(Rows from a figure dataset)
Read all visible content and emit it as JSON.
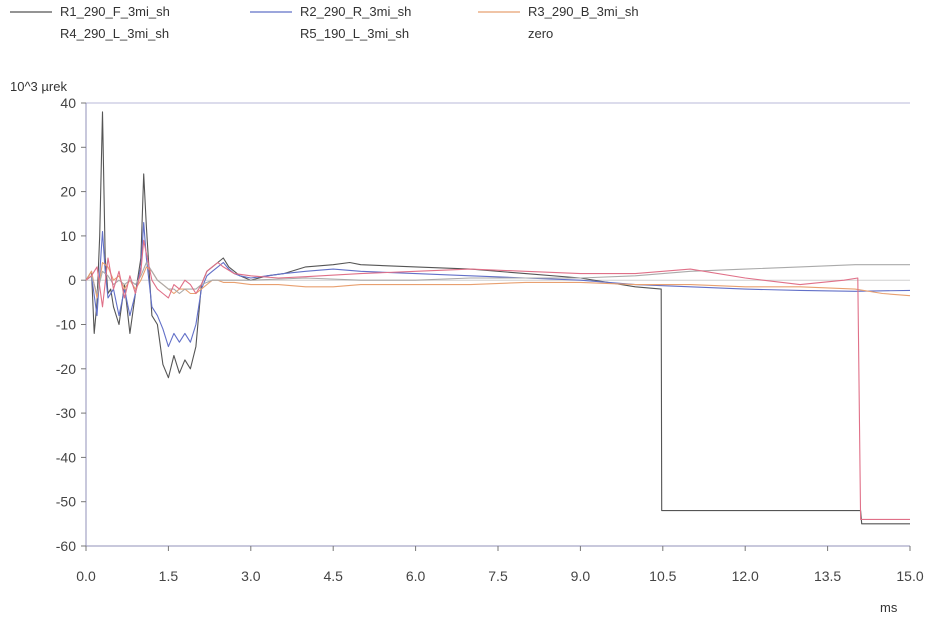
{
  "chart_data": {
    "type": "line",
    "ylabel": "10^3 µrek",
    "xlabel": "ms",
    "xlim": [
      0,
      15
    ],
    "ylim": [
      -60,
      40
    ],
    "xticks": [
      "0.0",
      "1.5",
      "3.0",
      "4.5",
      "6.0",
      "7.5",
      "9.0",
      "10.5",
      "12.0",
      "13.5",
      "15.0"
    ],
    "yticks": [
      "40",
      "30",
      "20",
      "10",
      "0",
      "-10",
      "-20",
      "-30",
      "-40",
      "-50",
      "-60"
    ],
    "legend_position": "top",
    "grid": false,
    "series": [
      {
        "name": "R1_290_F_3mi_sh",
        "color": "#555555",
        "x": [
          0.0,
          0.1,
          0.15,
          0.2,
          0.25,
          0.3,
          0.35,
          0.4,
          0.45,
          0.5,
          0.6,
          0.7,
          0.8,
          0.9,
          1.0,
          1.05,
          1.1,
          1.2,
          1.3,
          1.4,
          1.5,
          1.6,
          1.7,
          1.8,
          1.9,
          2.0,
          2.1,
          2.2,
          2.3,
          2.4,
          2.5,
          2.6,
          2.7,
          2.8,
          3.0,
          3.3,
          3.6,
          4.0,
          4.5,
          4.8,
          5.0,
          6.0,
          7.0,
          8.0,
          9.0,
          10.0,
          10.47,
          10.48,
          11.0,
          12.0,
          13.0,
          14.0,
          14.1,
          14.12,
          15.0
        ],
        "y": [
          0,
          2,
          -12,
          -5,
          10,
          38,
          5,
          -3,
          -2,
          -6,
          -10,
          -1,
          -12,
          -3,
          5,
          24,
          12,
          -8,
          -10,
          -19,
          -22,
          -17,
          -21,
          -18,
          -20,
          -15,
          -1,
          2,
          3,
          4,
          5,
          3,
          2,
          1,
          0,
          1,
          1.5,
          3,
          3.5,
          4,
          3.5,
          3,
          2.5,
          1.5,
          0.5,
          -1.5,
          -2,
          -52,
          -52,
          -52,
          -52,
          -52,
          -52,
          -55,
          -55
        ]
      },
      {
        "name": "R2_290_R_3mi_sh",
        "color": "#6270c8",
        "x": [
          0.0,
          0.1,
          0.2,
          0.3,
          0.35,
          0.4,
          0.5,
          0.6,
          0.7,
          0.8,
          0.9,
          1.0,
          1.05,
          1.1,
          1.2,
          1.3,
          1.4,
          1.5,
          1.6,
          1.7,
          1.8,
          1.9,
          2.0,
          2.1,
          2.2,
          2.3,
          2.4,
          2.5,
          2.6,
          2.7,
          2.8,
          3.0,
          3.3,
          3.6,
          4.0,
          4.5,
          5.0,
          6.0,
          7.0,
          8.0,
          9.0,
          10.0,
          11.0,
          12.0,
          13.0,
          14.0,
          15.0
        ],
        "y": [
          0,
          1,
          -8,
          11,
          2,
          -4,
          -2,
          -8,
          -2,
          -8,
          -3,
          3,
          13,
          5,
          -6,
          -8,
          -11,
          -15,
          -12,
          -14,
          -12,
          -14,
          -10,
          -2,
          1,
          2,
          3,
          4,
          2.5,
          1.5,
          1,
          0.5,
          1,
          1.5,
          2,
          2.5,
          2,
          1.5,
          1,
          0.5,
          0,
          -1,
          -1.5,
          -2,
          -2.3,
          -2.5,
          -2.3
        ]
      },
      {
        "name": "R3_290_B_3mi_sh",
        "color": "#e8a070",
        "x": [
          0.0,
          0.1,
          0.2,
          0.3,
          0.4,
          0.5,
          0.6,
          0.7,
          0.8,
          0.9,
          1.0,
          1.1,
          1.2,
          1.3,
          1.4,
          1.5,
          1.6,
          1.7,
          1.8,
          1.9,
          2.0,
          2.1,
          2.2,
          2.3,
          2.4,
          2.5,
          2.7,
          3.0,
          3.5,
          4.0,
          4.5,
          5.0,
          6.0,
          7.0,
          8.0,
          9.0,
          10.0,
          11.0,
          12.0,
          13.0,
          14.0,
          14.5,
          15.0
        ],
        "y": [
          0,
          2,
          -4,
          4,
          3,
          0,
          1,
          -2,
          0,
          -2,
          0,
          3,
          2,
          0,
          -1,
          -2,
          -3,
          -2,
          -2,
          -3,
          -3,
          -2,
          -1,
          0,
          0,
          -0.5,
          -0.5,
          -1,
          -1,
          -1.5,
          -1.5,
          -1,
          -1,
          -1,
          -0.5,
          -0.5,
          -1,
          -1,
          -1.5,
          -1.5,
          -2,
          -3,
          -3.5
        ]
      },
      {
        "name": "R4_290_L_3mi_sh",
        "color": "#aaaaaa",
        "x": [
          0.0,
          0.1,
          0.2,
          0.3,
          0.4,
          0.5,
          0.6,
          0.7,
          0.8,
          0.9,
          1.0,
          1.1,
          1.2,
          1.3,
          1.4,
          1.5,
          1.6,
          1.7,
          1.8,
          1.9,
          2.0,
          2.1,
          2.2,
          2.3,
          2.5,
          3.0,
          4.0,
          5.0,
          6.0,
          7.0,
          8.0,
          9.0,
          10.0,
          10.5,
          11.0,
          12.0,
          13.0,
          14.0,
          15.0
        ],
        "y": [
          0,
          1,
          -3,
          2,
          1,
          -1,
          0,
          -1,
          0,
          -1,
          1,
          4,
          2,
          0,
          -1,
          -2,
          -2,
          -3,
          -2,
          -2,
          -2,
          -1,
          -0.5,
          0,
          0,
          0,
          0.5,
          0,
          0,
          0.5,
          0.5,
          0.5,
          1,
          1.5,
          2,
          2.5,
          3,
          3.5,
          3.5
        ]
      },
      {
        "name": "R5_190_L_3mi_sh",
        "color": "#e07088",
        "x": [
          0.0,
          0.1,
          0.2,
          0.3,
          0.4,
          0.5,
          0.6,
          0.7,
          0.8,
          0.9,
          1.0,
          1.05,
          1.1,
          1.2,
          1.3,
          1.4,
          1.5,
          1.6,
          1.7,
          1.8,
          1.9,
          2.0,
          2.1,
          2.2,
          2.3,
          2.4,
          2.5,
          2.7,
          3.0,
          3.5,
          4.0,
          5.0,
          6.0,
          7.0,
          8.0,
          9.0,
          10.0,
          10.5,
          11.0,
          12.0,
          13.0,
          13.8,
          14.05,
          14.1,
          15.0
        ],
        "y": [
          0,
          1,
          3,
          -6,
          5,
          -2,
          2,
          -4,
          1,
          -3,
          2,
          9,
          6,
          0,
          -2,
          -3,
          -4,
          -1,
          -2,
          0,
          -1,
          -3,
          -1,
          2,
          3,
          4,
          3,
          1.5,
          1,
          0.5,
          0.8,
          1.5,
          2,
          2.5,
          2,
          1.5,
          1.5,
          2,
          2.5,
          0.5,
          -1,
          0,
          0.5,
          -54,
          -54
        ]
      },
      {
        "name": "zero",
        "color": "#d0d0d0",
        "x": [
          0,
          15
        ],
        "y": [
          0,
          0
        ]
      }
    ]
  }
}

■ Objective
Count every line in the entries above where the word "color" appears; respond with the number alone.

■ Response to this task
6